• _PROBLEM TO SOLVE_
Write out all lines holding the word "content".

• _DATA FOR PROCESSING_
►
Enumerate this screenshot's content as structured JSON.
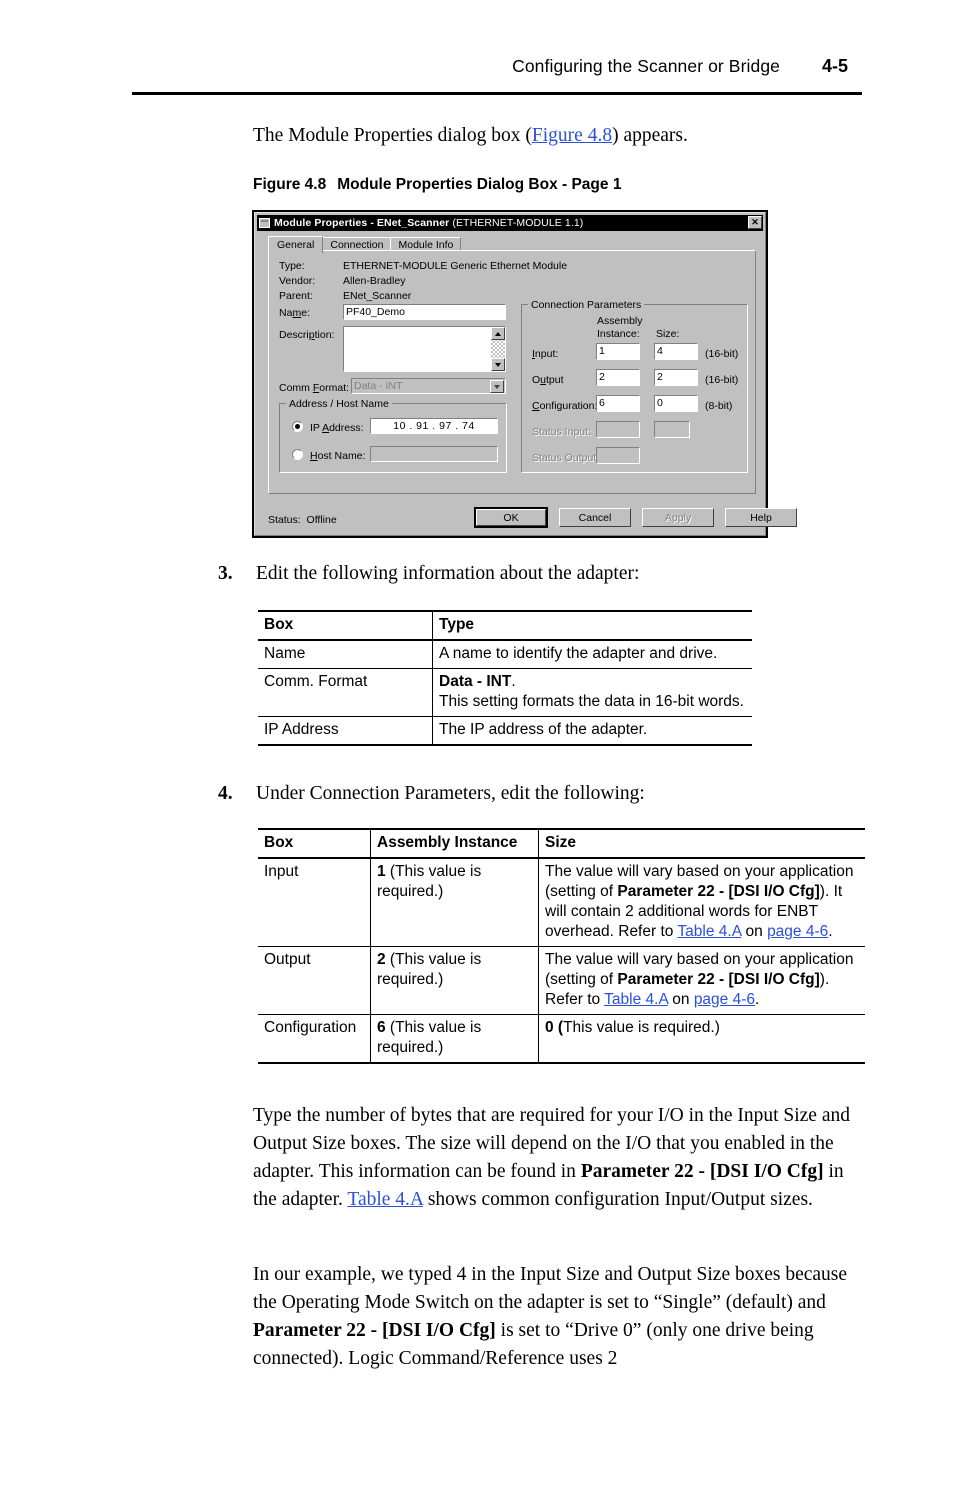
◄
►
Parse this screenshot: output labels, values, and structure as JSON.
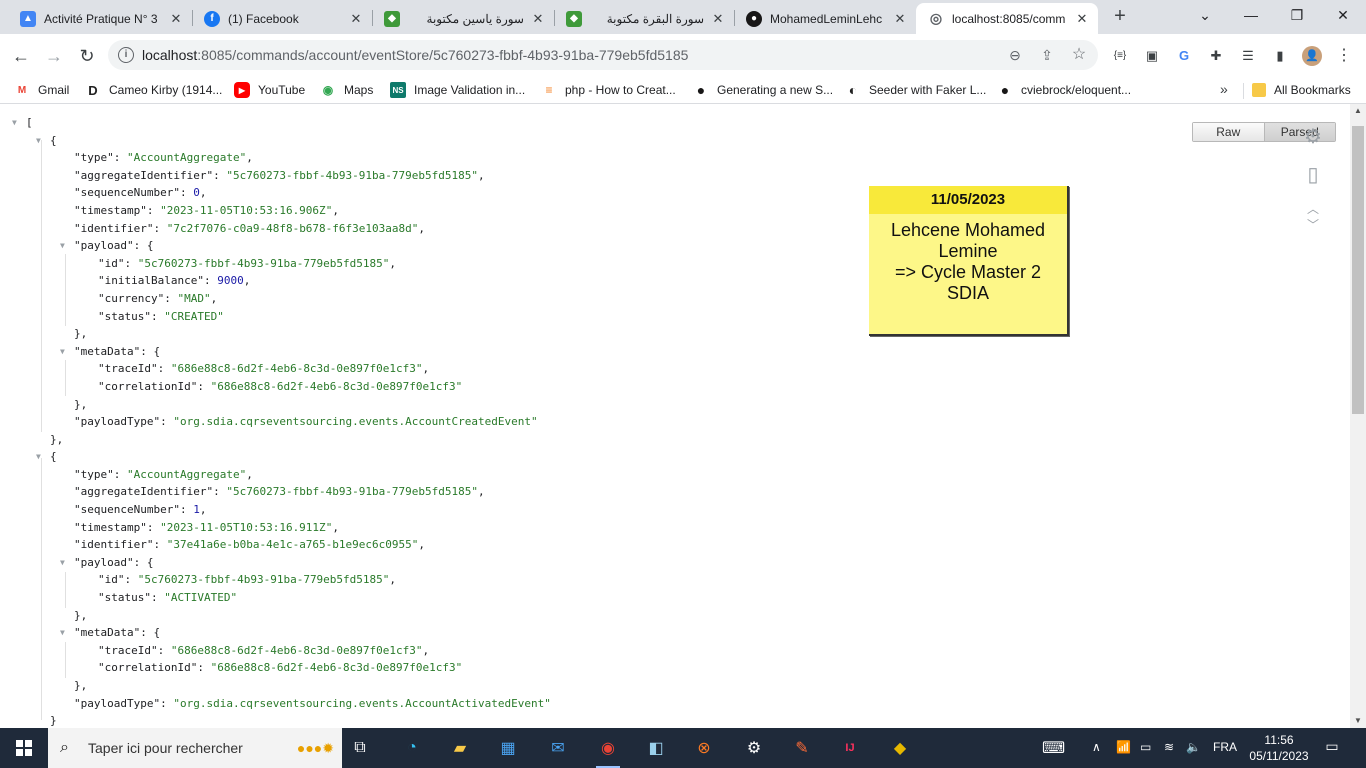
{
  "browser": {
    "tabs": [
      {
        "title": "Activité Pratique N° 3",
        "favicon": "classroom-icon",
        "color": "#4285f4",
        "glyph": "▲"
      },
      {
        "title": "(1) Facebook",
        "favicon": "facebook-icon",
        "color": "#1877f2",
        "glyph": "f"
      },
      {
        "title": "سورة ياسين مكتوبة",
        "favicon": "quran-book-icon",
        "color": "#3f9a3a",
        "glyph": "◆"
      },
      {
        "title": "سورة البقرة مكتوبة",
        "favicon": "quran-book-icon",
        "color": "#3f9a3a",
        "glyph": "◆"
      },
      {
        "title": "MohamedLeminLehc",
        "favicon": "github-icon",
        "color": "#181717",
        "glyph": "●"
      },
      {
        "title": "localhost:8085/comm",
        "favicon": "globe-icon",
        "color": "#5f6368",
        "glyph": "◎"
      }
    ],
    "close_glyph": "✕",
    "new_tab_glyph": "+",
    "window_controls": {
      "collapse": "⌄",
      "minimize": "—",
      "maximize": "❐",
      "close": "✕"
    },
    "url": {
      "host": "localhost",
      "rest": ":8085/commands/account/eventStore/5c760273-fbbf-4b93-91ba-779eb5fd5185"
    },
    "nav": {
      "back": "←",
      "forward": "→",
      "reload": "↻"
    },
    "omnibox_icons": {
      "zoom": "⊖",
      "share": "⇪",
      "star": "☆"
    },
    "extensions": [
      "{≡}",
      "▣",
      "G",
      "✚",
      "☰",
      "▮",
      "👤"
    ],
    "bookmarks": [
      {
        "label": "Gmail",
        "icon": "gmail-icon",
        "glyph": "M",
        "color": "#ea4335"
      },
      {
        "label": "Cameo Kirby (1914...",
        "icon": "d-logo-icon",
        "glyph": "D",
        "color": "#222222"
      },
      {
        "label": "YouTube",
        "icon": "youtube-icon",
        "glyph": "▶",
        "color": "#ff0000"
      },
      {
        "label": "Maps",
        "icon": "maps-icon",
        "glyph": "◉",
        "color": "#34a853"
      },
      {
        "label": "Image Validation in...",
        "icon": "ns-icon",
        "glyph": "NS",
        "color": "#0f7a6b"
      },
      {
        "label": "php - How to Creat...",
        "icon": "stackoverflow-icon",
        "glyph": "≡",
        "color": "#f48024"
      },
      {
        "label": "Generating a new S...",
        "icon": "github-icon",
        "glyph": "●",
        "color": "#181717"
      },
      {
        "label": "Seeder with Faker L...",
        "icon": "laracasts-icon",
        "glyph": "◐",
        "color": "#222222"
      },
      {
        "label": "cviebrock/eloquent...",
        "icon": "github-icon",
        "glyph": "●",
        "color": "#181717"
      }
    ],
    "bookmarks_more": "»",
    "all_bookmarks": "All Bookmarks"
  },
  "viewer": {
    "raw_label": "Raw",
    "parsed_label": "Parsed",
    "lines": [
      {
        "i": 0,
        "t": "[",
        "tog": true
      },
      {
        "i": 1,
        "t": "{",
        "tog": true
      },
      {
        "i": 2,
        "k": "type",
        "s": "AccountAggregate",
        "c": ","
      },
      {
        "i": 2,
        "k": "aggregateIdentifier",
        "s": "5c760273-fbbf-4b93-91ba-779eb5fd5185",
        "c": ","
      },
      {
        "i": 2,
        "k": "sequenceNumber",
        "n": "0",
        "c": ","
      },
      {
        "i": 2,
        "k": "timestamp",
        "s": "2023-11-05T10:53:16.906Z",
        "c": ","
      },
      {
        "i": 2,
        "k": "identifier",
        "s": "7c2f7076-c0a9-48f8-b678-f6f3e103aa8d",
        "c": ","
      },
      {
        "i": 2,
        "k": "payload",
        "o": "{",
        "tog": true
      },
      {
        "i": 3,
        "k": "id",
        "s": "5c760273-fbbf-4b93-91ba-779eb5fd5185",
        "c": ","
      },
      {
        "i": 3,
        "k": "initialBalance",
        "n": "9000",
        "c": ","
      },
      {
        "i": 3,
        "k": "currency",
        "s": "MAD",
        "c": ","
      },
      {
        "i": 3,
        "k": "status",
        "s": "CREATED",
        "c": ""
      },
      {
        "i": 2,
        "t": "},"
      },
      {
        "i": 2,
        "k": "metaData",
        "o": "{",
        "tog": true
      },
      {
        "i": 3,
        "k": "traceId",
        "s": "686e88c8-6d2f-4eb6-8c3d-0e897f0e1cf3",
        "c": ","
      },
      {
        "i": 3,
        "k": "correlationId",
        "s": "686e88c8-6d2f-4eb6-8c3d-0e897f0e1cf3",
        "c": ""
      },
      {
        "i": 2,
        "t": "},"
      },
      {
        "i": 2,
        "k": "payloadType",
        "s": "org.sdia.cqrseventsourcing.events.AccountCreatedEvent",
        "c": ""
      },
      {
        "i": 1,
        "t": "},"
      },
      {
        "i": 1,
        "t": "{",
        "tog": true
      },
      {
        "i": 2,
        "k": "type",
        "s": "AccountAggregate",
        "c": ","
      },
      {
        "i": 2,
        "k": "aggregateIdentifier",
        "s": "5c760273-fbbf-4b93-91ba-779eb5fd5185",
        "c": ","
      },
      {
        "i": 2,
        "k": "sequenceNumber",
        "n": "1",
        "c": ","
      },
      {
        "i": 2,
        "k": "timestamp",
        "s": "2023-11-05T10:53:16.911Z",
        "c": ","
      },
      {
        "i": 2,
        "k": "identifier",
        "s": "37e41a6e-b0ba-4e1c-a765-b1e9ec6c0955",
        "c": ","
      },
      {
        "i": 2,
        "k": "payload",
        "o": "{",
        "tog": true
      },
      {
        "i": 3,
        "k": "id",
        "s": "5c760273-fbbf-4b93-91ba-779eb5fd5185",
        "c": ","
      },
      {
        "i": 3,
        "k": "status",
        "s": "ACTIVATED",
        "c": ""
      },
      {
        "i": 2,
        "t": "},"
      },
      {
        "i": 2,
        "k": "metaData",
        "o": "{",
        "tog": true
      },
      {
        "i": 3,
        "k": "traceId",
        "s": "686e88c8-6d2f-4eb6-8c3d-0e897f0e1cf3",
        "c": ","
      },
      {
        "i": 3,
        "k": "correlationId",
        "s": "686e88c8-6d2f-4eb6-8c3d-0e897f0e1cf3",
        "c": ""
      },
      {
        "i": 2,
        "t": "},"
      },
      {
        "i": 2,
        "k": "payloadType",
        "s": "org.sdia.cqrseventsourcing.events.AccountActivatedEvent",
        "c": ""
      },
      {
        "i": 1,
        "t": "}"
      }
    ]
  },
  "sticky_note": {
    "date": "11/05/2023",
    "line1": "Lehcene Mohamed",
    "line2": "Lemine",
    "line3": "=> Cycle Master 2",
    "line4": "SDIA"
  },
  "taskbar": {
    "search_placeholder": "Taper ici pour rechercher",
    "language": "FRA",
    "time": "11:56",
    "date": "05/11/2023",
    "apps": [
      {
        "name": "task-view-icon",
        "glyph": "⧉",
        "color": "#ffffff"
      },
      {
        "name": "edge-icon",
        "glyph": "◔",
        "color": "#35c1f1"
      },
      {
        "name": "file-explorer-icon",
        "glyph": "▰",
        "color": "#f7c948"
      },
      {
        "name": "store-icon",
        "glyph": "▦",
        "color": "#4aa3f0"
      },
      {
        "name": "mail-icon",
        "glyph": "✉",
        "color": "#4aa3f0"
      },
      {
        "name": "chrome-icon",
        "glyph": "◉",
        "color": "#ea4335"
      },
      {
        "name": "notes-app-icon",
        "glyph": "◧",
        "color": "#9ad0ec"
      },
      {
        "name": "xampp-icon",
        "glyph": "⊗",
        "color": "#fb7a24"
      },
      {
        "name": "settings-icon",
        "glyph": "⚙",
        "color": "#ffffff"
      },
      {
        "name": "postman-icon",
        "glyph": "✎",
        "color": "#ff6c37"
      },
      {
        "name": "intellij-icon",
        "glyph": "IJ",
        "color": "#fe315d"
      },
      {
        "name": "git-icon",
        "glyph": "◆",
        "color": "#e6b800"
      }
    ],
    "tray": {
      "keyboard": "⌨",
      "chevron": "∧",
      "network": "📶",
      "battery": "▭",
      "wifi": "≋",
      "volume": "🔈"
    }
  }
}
◄
►
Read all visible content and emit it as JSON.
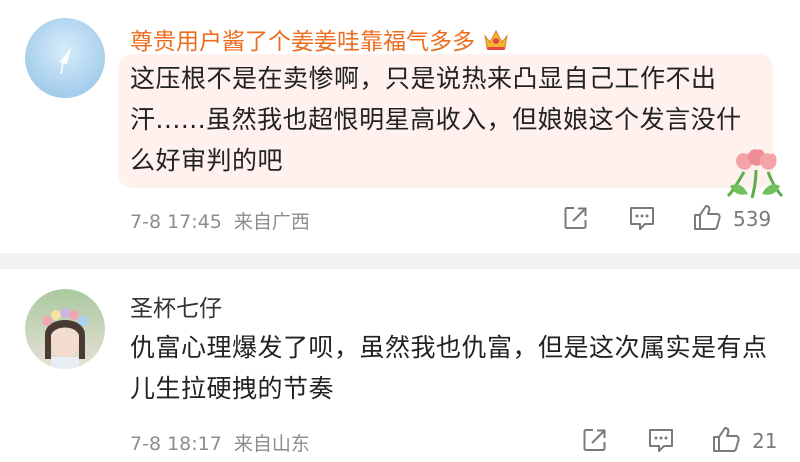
◄
• _RESPONSE TO THE EXERCISE_
Enumerate this screenshot's content as structured JSON.
Read all visible content and emit it as JSON.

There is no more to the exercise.